Quote all entries exactly, leaving pictures aside.
* Start Provided data *
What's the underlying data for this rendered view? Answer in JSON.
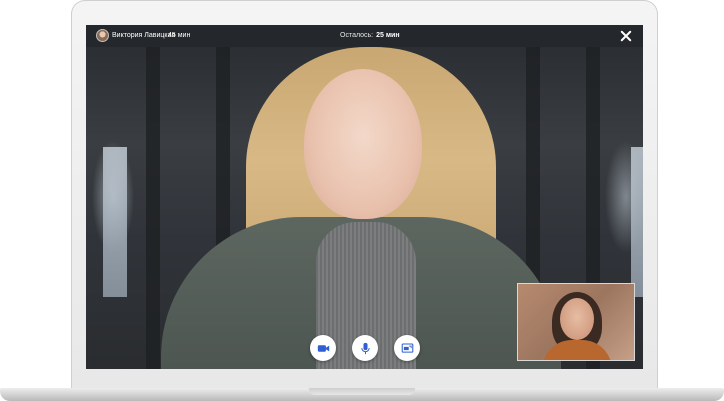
{
  "call": {
    "user_name": "Виктория Лавицкая",
    "user_duration": "45 мин",
    "remaining_label": "Осталось:",
    "remaining_value": "25 мин"
  },
  "controls": [
    {
      "name": "camera-button",
      "icon": "video-camera-icon"
    },
    {
      "name": "microphone-button",
      "icon": "microphone-icon"
    },
    {
      "name": "screen-share-button",
      "icon": "screen-share-icon"
    }
  ],
  "colors": {
    "accent": "#2f5fd0",
    "topbar_bg": "#24272b",
    "button_bg": "#ffffff"
  }
}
* End Provided data *
> Full output:
What's the underlying data for this rendered view? Answer in JSON.
{
  "call": {
    "user_name": "Виктория Лавицкая",
    "user_duration": "45 мин",
    "remaining_label": "Осталось:",
    "remaining_value": "25 мин"
  },
  "controls": [
    {
      "name": "camera-button",
      "icon": "video-camera-icon"
    },
    {
      "name": "microphone-button",
      "icon": "microphone-icon"
    },
    {
      "name": "screen-share-button",
      "icon": "screen-share-icon"
    }
  ],
  "colors": {
    "accent": "#2f5fd0",
    "topbar_bg": "#24272b",
    "button_bg": "#ffffff"
  }
}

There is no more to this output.